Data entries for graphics
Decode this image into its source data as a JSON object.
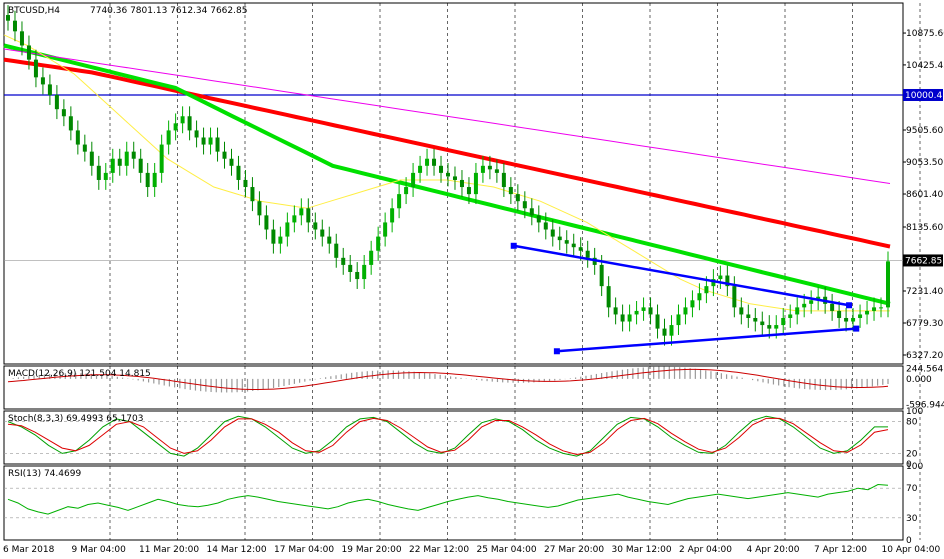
{
  "chart_data": {
    "type": "candlestick",
    "symbol_header": "BTCUSD,H4",
    "ohlc_header": "7740.36 7801.13 7612.34 7662.85",
    "price_axis": {
      "range": [
        6200,
        11300
      ],
      "ticks": [
        "10875.60",
        "10425.45",
        "9505.60",
        "9053.50",
        "8601.40",
        "8135.60",
        "7231.40",
        "6779.30",
        "6327.20"
      ],
      "tick_values": [
        10875.6,
        10425.45,
        9505.6,
        9053.5,
        8601.4,
        8135.6,
        7231.4,
        6779.3,
        6327.2
      ],
      "current_price_label": "7662.85",
      "current_price": 7662.85,
      "level_label": "10000.41",
      "level": 10000.41
    },
    "time_axis": {
      "labels": [
        "6 Mar 2018",
        "9 Mar 04:00",
        "11 Mar 20:00",
        "14 Mar 12:00",
        "17 Mar 04:00",
        "19 Mar 20:00",
        "22 Mar 12:00",
        "25 Mar 04:00",
        "27 Mar 20:00",
        "30 Mar 12:00",
        "2 Apr 04:00",
        "4 Apr 20:00",
        "7 Apr 12:00",
        "10 Apr 04:00"
      ]
    },
    "closes": [
      11050,
      10900,
      10700,
      10500,
      10250,
      10150,
      10000,
      9800,
      9700,
      9500,
      9300,
      9200,
      9000,
      8800,
      8900,
      9100,
      9000,
      9200,
      9100,
      8900,
      8700,
      8900,
      9300,
      9500,
      9600,
      9700,
      9500,
      9400,
      9300,
      9400,
      9200,
      9100,
      9000,
      8800,
      8700,
      8500,
      8300,
      8100,
      7900,
      8000,
      8200,
      8300,
      8400,
      8200,
      8100,
      8000,
      7900,
      7700,
      7600,
      7500,
      7400,
      7600,
      7800,
      8000,
      8200,
      8400,
      8600,
      8700,
      8900,
      9000,
      9100,
      9000,
      8900,
      8850,
      8800,
      8700,
      8600,
      8900,
      9000,
      8950,
      8900,
      8700,
      8600,
      8500,
      8400,
      8300,
      8200,
      8100,
      8000,
      7950,
      7900,
      7850,
      7800,
      7700,
      7600,
      7300,
      7000,
      6900,
      6800,
      6900,
      6950,
      7000,
      6900,
      6700,
      6600,
      6750,
      6900,
      7000,
      7100,
      7200,
      7300,
      7400,
      7450,
      7300,
      7000,
      6900,
      6850,
      6800,
      6750,
      6700,
      6750,
      6850,
      6900,
      7000,
      7050,
      7100,
      7150,
      7050,
      6950,
      6850,
      6800,
      6850,
      6900,
      6950,
      7000,
      7000,
      7650
    ],
    "ma_series": [
      {
        "color": "#ff0000",
        "values": [
          10500,
          10480,
          10460,
          10440,
          10420,
          10400,
          10380,
          10360,
          10340,
          10320,
          10290,
          10260,
          10230,
          10200,
          10170,
          10140,
          10110,
          10080,
          10050,
          10020,
          9990,
          9960,
          9930,
          9900,
          9870,
          9840,
          9810,
          9780,
          9750,
          9720,
          9690,
          9660,
          9630,
          9600,
          9570,
          9540,
          9510,
          9480,
          9450,
          9420,
          9390,
          9360,
          9330,
          9300,
          9270,
          9240,
          9210,
          9180,
          9150,
          9120,
          9090,
          9060,
          9030,
          9000,
          8970,
          8940,
          8910,
          8880,
          8850,
          8820,
          8790,
          8760,
          8730,
          8700,
          8670,
          8640,
          8610,
          8580,
          8550,
          8520,
          8490,
          8460,
          8430,
          8400,
          8370,
          8340,
          8310,
          8280,
          8250,
          8220,
          8190,
          8160,
          8130,
          8100,
          8070,
          8040,
          8010,
          7980,
          7950,
          7920,
          7890,
          7860
        ]
      },
      {
        "color": "#00e000",
        "values": [
          10700,
          10650,
          10600,
          10550,
          10500,
          10450,
          10400,
          10350,
          10300,
          10250,
          10200,
          10150,
          10100,
          10000,
          9900,
          9800,
          9700,
          9600,
          9500,
          9400,
          9300,
          9200,
          9100,
          9000,
          8950,
          8900,
          8850,
          8800,
          8750,
          8700,
          8650,
          8600,
          8550,
          8500,
          8450,
          8400,
          8350,
          8300,
          8250,
          8200,
          8150,
          8100,
          8050,
          8000,
          7950,
          7900,
          7850,
          7800,
          7750,
          7700,
          7650,
          7600,
          7550,
          7500,
          7450,
          7400,
          7350,
          7300,
          7250,
          7200,
          7150,
          7100,
          7050
        ]
      },
      {
        "color": "#ee00ee",
        "values": [
          10650,
          10600,
          10550,
          10500,
          10450,
          10400,
          10350,
          10300,
          10250,
          10200,
          10150,
          10100,
          10050,
          10000,
          9950,
          9900,
          9850,
          9800,
          9750,
          9700,
          9650,
          9600,
          9550,
          9500,
          9450,
          9400,
          9350,
          9300,
          9250,
          9200,
          9150,
          9100,
          9050,
          9000,
          8950,
          8900,
          8850,
          8800,
          8750
        ]
      },
      {
        "color": "#ffee44",
        "values": [
          10850,
          10700,
          10500,
          10300,
          10000,
          9700,
          9400,
          9100,
          8900,
          8700,
          8600,
          8500,
          8450,
          8400,
          8500,
          8600,
          8700,
          8800,
          8800,
          8800,
          8750,
          8700,
          8600,
          8500,
          8350,
          8200,
          8000,
          7800,
          7600,
          7400,
          7250,
          7150,
          7050,
          7000,
          6950,
          6950,
          6950,
          6950,
          6950
        ]
      }
    ],
    "trendlines": [
      {
        "color": "#0000ff",
        "from": [
          0.567,
          7870
        ],
        "to": [
          0.94,
          7030
        ]
      },
      {
        "color": "#0000ff",
        "from": [
          0.615,
          6380
        ],
        "to": [
          0.948,
          6700
        ]
      }
    ],
    "macd": {
      "header": "MACD(12,26,9) 121.504 14.815",
      "ticks": [
        "244.564",
        "0.000",
        "-596.944"
      ],
      "tick_values": [
        244.564,
        0,
        -596.944
      ],
      "range": [
        -700,
        300
      ]
    },
    "stoch": {
      "header": "Stoch(8,3,3) 69.4993 65.1703",
      "ticks": [
        "100",
        "80",
        "20",
        "0"
      ],
      "tick_values": [
        100,
        80,
        20,
        0
      ],
      "range": [
        0,
        100
      ],
      "main": [
        80,
        70,
        55,
        35,
        20,
        25,
        45,
        70,
        85,
        80,
        60,
        40,
        20,
        15,
        30,
        55,
        80,
        90,
        85,
        70,
        50,
        30,
        20,
        25,
        45,
        70,
        85,
        88,
        80,
        60,
        40,
        25,
        20,
        30,
        55,
        78,
        85,
        80,
        65,
        45,
        30,
        20,
        15,
        25,
        50,
        75,
        88,
        85,
        70,
        50,
        35,
        22,
        20,
        35,
        60,
        82,
        90,
        85,
        70,
        50,
        30,
        20,
        25,
        45,
        70,
        70
      ],
      "signal": [
        75,
        72,
        60,
        45,
        30,
        25,
        35,
        55,
        75,
        80,
        70,
        50,
        30,
        20,
        25,
        45,
        70,
        85,
        85,
        75,
        60,
        40,
        25,
        22,
        35,
        60,
        80,
        86,
        82,
        68,
        50,
        32,
        22,
        26,
        45,
        70,
        82,
        82,
        70,
        55,
        38,
        25,
        18,
        22,
        40,
        65,
        82,
        86,
        76,
        58,
        42,
        28,
        22,
        30,
        50,
        74,
        86,
        86,
        76,
        58,
        40,
        25,
        22,
        36,
        60,
        65
      ]
    },
    "rsi": {
      "header": "RSI(13) 74.4699",
      "ticks": [
        "100",
        "70",
        "30",
        "0"
      ],
      "tick_values": [
        100,
        70,
        30,
        0
      ],
      "range": [
        0,
        100
      ],
      "values": [
        55,
        50,
        42,
        38,
        35,
        40,
        45,
        43,
        48,
        50,
        47,
        44,
        40,
        45,
        50,
        55,
        52,
        48,
        46,
        45,
        47,
        50,
        55,
        58,
        60,
        58,
        55,
        52,
        50,
        48,
        46,
        44,
        42,
        45,
        50,
        53,
        55,
        52,
        48,
        45,
        42,
        40,
        44,
        48,
        52,
        55,
        58,
        60,
        57,
        55,
        52,
        50,
        48,
        46,
        44,
        46,
        50,
        54,
        56,
        58,
        60,
        62,
        58,
        55,
        52,
        50,
        48,
        52,
        56,
        58,
        60,
        62,
        60,
        58,
        56,
        58,
        60,
        62,
        64,
        62,
        60,
        58,
        62,
        64,
        66,
        70,
        68,
        75,
        74
      ]
    }
  }
}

■ TASK ■
Lines that include the word "color" — how many are there in the data? Answer with the number alone.

■ IN RESPONSE ■
6